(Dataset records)
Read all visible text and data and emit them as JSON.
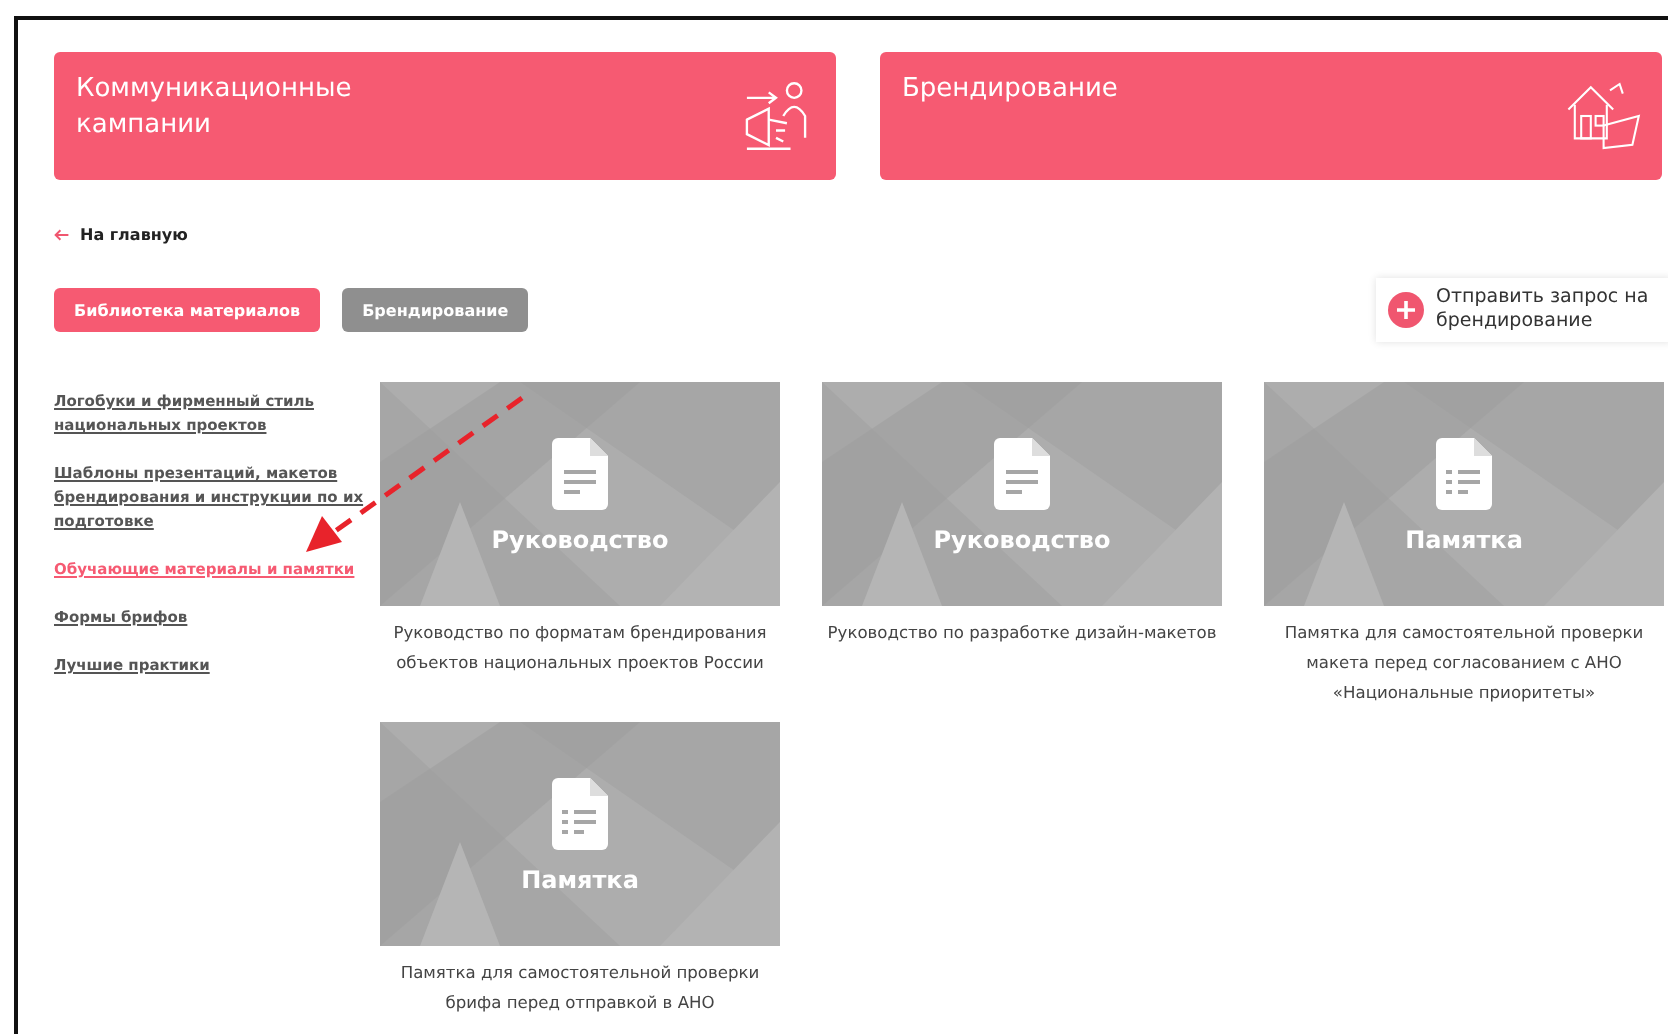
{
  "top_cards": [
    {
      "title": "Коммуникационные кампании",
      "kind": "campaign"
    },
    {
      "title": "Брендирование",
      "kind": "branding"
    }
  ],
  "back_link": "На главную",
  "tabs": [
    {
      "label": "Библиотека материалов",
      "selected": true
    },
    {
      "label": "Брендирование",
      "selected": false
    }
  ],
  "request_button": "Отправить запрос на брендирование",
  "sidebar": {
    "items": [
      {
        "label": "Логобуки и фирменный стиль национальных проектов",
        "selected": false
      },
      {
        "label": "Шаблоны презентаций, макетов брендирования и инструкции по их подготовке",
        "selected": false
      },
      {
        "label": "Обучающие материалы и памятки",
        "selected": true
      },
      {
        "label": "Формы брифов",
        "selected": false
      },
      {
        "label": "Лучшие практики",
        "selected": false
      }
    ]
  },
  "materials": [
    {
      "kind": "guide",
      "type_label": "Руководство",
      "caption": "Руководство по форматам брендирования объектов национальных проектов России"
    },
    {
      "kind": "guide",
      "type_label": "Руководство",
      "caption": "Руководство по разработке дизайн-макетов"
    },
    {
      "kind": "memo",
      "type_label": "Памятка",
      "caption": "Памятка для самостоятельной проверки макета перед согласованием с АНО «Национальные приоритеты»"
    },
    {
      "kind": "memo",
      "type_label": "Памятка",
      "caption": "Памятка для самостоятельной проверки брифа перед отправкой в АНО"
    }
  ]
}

* * *

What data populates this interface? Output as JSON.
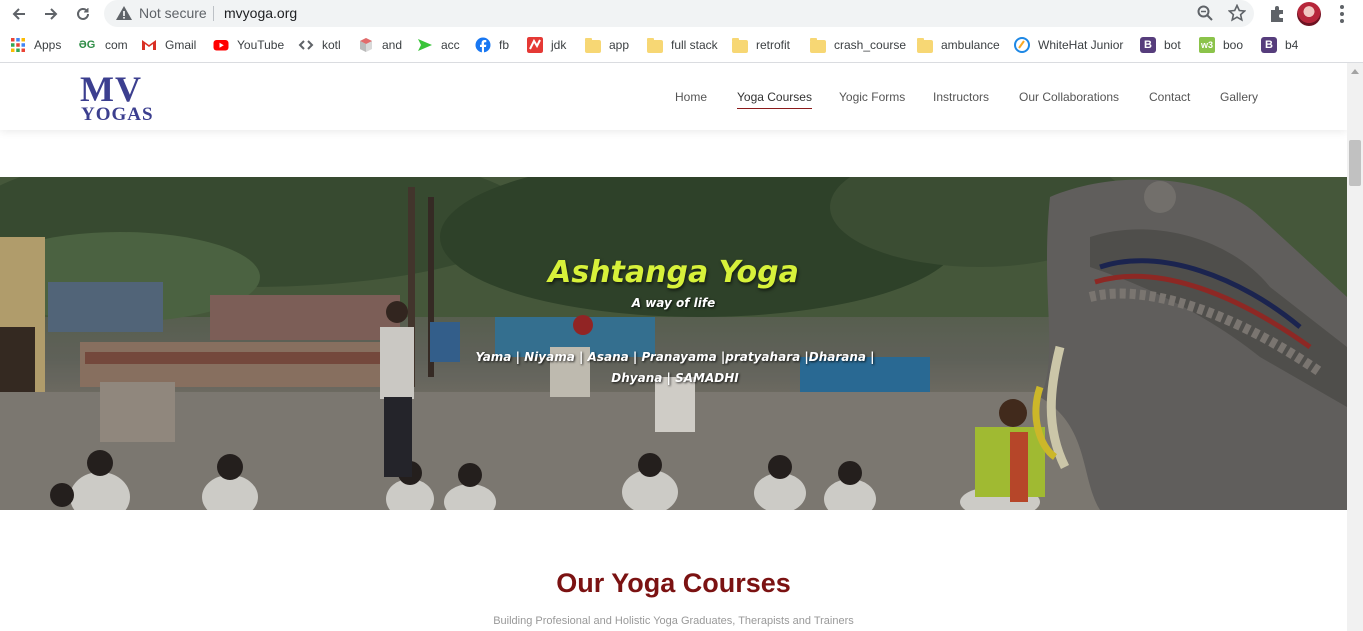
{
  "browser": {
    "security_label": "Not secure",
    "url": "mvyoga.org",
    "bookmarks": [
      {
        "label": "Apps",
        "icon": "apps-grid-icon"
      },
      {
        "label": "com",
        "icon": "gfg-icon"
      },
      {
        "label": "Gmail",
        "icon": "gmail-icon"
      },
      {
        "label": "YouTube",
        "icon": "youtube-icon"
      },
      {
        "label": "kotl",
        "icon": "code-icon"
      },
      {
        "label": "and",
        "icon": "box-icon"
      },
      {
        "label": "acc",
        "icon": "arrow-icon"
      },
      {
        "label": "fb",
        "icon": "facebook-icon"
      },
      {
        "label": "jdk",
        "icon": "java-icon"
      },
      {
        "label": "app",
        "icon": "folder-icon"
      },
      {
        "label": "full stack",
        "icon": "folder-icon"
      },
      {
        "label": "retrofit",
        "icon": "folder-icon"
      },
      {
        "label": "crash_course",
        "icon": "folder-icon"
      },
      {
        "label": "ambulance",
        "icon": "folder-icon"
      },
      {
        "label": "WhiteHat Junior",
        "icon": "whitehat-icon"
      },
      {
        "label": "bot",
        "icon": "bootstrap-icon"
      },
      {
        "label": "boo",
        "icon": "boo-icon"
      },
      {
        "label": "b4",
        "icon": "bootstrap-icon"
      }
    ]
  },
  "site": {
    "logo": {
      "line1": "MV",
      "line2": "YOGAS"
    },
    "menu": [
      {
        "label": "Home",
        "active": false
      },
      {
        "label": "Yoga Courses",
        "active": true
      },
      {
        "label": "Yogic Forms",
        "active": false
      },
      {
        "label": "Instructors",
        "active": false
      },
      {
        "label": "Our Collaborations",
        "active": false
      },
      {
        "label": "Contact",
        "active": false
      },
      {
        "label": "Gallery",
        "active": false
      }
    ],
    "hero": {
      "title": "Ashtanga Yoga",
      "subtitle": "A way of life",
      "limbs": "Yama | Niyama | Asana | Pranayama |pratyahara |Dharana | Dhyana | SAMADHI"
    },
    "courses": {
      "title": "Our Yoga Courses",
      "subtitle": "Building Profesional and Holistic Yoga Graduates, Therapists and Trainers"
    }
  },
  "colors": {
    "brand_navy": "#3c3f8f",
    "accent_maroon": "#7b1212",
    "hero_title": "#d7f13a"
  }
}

» **What the exercise asks**
Filter lines by "проверки" and return each hit.

» **Task answer**
      "caption": "Памятка для самостоятельной проверки макета перед согласованием с АНО «Национальные приоритеты»"
      "caption": "Памятка для самостоятельной проверки брифа перед отправкой в АНО"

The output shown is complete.